▼

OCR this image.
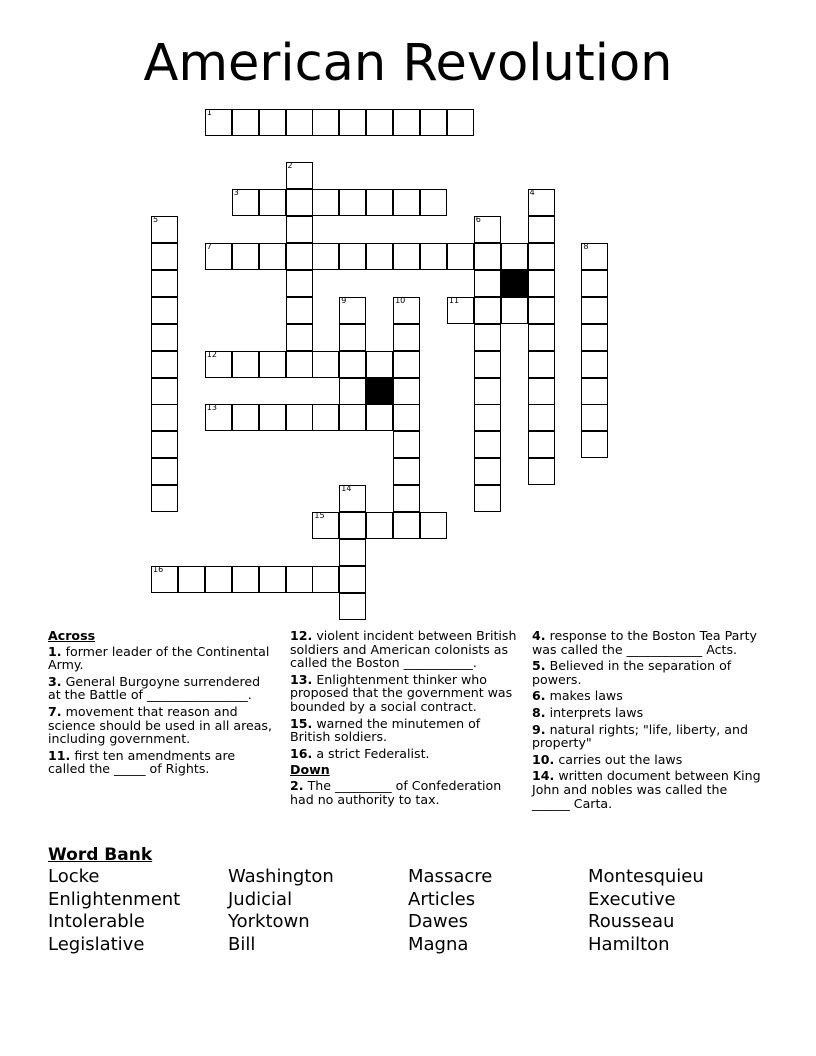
American Revolution
1
2
3	4
5	6
7	8
9	10	11
12
13
14
15
16
Across
1. former leader of the Continental Army.
3. General Burgoyne surrendered at the Battle of ________________.
7. movement that reason and science should be used in all areas, including government.
11. first ten amendments are called the _____ of Rights.
12. violent incident between British soldiers and American colonists as called the Boston ___________.
13. Enlightenment thinker who proposed that the government was bounded by a social contract.
15. warned the minutemen of British soldiers.
16. a strict Federalist.
Down
2. The _________ of Confederation had no authority to tax.
4. response to the Boston Tea Party was called the ____________ Acts.
5. Believed in the separation of powers.
6. makes laws
8. interprets laws
9. natural rights; "life, liberty, and property"
10. carries out the laws
14. written document between King John and nobles was called the ______ Carta.
Word Bank
Locke
Enlightenment
Intolerable
Legislative
Washington
Judicial
Yorktown
Bill
Massacre
Articles
Dawes
Magna
Montesquieu
Executive
Rousseau
Hamilton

▲

Copy every line above word for word and exclude the pictures.

▶ _Reply_:
OCR this image.
American Revolution
1
2
3	4
5	6
7	8
9	10	11
12
13
14
15
16
Across
1. former leader of the Continental Army.
3. General Burgoyne surrendered at the Battle of ________________.
7. movement that reason and science should be used in all areas, including government.
11. first ten amendments are called the _____ of Rights.
12. violent incident between British soldiers and American colonists as called the Boston ___________.
13. Enlightenment thinker who proposed that the government was bounded by a social contract.
15. warned the minutemen of British soldiers.
16. a strict Federalist.
Down
2. The _________ of Confederation had no authority to tax.
4. response to the Boston Tea Party was called the ____________ Acts.
5. Believed in the separation of powers.
6. makes laws
8. interprets laws
9. natural rights; "life, liberty, and property"
10. carries out the laws
14. written document between King John and nobles was called the ______ Carta.
Word Bank
Locke
Enlightenment
Intolerable
Legislative
Washington
Judicial
Yorktown
Bill
Massacre
Articles
Dawes
Magna
Montesquieu
Executive
Rousseau
Hamilton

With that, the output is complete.